> CHALLENGE
Search the material below for the word "this" and copy every line in which it occurs.

> Data listing

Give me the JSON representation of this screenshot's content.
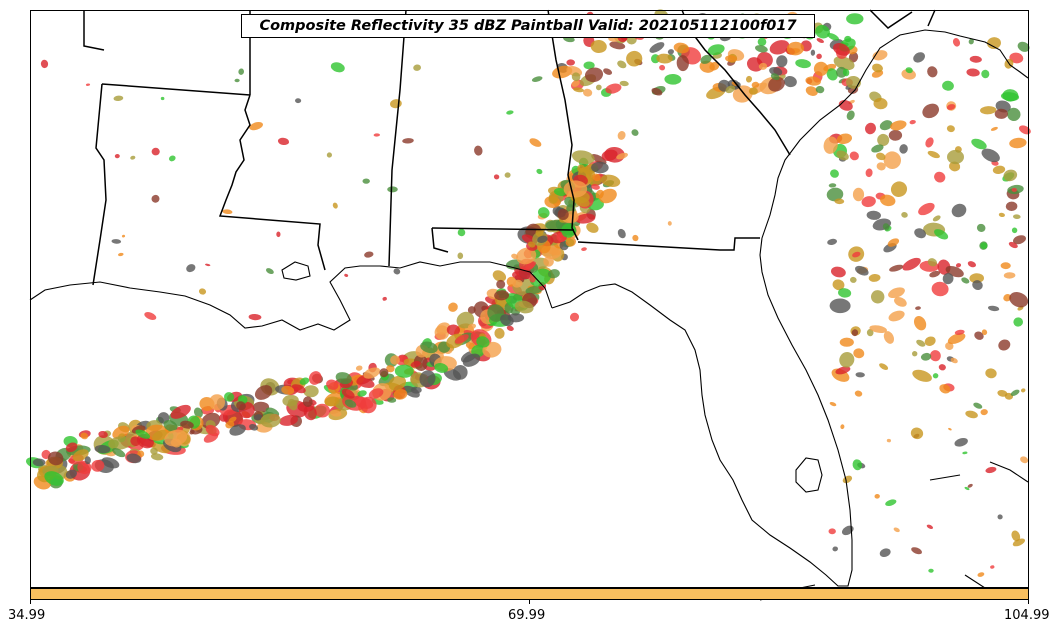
{
  "title": "Composite Reflectivity 35 dBZ Paintball Valid: 202105112100f017",
  "colorbar": {
    "color": "#f8bf5f",
    "ticks": [
      "34.99",
      "69.99",
      "104.99"
    ]
  },
  "member_colors": [
    "#d9232b",
    "#f08a1c",
    "#2fc42f",
    "#4a8f3c",
    "#a89c3a",
    "#8b3a2a",
    "#f4a04a",
    "#f03c3c",
    "#555555",
    "#c8961e"
  ]
}
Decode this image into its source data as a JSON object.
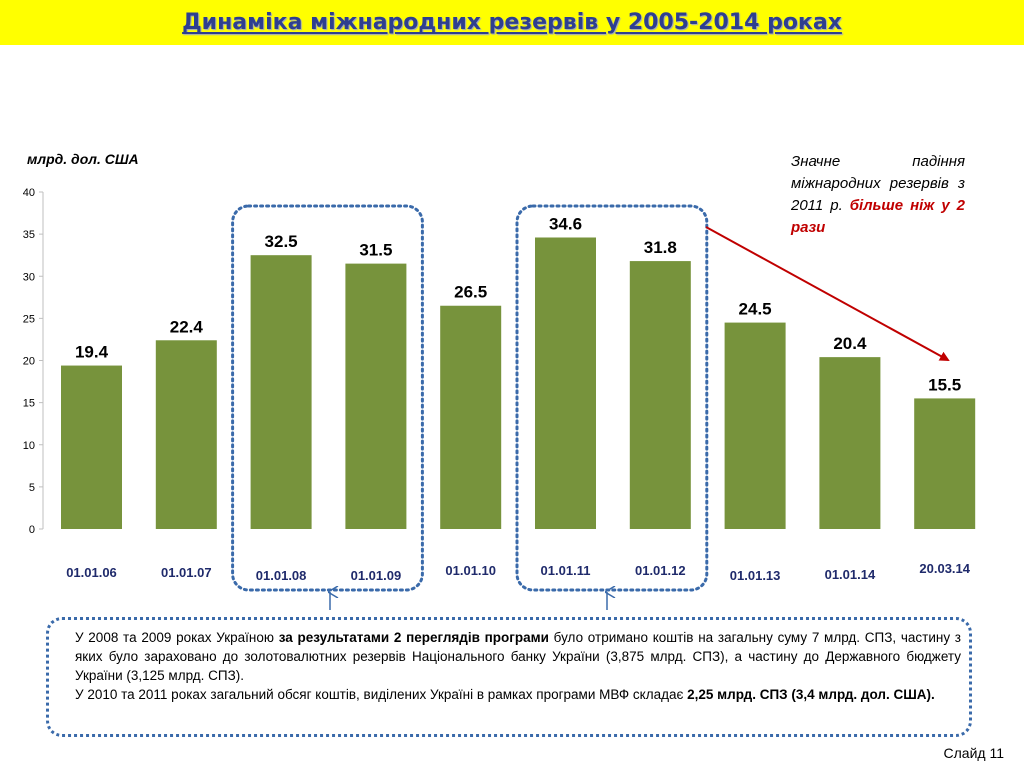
{
  "title": "Динаміка міжнародних резервів у 2005-2014 роках",
  "unit_label": "млрд. дол. США",
  "chart_data": {
    "type": "bar",
    "title": "Динаміка міжнародних резервів у 2005-2014 роках",
    "ylabel": "млрд. дол. США",
    "xlabel": "",
    "ylim": [
      0,
      40
    ],
    "yticks": [
      0,
      5,
      10,
      15,
      20,
      25,
      30,
      35,
      40
    ],
    "categories": [
      "01.01.06",
      "01.01.07",
      "01.01.08",
      "01.01.09",
      "01.01.10",
      "01.01.11",
      "01.01.12",
      "01.01.13",
      "01.01.14",
      "20.03.14"
    ],
    "values": [
      19.4,
      22.4,
      32.5,
      31.5,
      26.5,
      34.6,
      31.8,
      24.5,
      20.4,
      15.5
    ],
    "value_labels": [
      "19.4",
      "22.4",
      "32.5",
      "31.5",
      "26.5",
      "34.6",
      "31.8",
      "24.5",
      "20.4",
      "15.5"
    ],
    "bar_color": "#77933c",
    "highlight_groups": [
      [
        "01.01.08",
        "01.01.09"
      ],
      [
        "01.01.11",
        "01.01.12"
      ]
    ]
  },
  "side_note": {
    "text1": "Значне падіння міжнародних резервів з 2011 р.",
    "text2": "більше ніж у 2 рази"
  },
  "info_box": {
    "p1_a": "У 2008 та 2009 роках Україною ",
    "p1_b": "за результатами 2 переглядів програми",
    "p1_c": " було отримано коштів на загальну суму 7 млрд. СПЗ, частину з яких було зараховано до золотовалютних резервів Національного банку України (3,875 млрд. СПЗ), а частину до Державного бюджету України (3,125 млрд. СПЗ).",
    "p2_a": "У 2010 та 2011 роках загальний обсяг коштів, виділених Україні в рамках програми МВФ складає ",
    "p2_b": "2,25 млрд. СПЗ (3,4 млрд. дол. США)."
  },
  "colors": {
    "title_bg": "#ffff00",
    "title_text": "#2e3f8f",
    "highlight": "#c00000",
    "dotted_border": "#3a6aaa",
    "arrow": "#c00000"
  },
  "slide_number": "Слайд 11"
}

> EXERCISE SOLUTION
Give me the JSON representation of this screenshot's content.
Decode this image into its source data as a JSON object.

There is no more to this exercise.